PROVIDED INFORMATION
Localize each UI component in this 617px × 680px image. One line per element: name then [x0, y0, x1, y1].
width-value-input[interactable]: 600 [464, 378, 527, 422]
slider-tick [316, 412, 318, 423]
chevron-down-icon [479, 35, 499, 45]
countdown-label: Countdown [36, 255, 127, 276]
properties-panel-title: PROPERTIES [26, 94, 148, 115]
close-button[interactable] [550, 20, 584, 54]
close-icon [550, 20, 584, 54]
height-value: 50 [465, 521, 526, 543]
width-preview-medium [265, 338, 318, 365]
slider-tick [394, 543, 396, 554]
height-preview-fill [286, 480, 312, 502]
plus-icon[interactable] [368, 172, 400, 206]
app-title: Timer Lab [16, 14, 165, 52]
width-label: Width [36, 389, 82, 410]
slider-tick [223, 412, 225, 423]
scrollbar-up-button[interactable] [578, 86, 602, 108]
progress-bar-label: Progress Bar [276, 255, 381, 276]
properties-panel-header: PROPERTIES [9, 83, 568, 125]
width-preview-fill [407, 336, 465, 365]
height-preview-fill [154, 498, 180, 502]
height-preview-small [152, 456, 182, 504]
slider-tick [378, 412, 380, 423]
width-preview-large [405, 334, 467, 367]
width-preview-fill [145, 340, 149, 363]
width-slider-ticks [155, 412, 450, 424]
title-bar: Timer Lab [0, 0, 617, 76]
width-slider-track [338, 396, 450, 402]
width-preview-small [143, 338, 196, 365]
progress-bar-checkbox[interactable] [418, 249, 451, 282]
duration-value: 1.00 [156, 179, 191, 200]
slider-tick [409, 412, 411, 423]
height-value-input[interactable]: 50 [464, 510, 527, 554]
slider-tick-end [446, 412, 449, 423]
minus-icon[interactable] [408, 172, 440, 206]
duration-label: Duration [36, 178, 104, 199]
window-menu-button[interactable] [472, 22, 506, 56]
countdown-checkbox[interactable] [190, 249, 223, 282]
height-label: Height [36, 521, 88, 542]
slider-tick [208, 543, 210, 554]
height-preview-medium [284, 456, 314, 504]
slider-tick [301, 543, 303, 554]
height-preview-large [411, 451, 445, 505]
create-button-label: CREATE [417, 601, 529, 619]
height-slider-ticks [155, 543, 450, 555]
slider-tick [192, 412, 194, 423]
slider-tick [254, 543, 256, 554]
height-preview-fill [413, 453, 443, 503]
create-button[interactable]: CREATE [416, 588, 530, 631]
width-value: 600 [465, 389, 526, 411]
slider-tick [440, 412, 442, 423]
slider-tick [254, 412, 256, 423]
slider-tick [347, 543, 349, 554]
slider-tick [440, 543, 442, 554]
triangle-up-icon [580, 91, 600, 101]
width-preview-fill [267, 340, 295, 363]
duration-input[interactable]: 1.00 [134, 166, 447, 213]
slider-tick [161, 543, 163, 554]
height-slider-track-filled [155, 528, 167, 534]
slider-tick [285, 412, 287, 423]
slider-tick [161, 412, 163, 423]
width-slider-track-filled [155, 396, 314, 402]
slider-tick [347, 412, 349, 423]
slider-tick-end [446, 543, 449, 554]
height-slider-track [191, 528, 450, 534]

GOAL OF THE EXERCISE
Pull out every line of the listing above that contains the string "create".

TASK RESPONSE
create-button-label: CREATE [417, 601, 529, 619]
create-button[interactable]: CREATE [416, 588, 530, 631]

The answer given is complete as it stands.